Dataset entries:
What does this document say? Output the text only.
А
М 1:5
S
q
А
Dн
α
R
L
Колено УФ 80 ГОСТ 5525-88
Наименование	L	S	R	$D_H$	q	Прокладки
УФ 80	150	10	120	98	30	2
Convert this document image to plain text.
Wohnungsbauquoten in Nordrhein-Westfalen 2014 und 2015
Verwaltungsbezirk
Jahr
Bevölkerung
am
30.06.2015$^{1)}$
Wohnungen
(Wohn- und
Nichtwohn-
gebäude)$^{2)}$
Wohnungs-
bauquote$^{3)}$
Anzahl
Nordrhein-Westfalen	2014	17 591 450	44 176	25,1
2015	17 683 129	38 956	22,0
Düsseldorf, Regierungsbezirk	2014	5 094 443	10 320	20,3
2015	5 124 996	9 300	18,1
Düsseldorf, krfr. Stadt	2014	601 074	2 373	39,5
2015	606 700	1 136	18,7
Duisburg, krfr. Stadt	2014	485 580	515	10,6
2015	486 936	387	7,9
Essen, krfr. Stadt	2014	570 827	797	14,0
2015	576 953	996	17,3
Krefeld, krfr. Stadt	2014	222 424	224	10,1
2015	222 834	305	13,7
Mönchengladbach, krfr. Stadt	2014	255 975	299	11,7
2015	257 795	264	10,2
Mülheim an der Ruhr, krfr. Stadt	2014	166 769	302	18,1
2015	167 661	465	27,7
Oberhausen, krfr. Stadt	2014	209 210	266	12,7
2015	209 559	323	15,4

■ WRITTEN INSTRUCTION
Write the listing out again, exactly as it reads.

■ WRITTEN RESPONSE
What does this document say? Output the text only.
А
М 1:5
S
q
А
Dн
α
R
L
Колено УФ 80 ГОСТ 5525-88
Наименование	L	S	R	$D_H$	q	Прокладки
УФ 80	150	10	120	98	30	2
Convert this document image to plain text.
Wohnungsbauquoten in Nordrhein-Westfalen 2014 und 2015
Verwaltungsbezirk
Jahr
Bevölkerung
am
30.06.2015$^{1)}$
Wohnungen
(Wohn- und
Nichtwohn-
gebäude)$^{2)}$
Wohnungs-
bauquote$^{3)}$
Anzahl
Nordrhein-Westfalen	2014	17 591 450	44 176	25,1
2015	17 683 129	38 956	22,0
Düsseldorf, Regierungsbezirk	2014	5 094 443	10 320	20,3
2015	5 124 996	9 300	18,1
Düsseldorf, krfr. Stadt	2014	601 074	2 373	39,5
2015	606 700	1 136	18,7
Duisburg, krfr. Stadt	2014	485 580	515	10,6
2015	486 936	387	7,9
Essen, krfr. Stadt	2014	570 827	797	14,0
2015	576 953	996	17,3
Krefeld, krfr. Stadt	2014	222 424	224	10,1
2015	222 834	305	13,7
Mönchengladbach, krfr. Stadt	2014	255 975	299	11,7
2015	257 795	264	10,2
Mülheim an der Ruhr, krfr. Stadt	2014	166 769	302	18,1
2015	167 661	465	27,7
Oberhausen, krfr. Stadt	2014	209 210	266	12,7
2015	209 559	323	15,4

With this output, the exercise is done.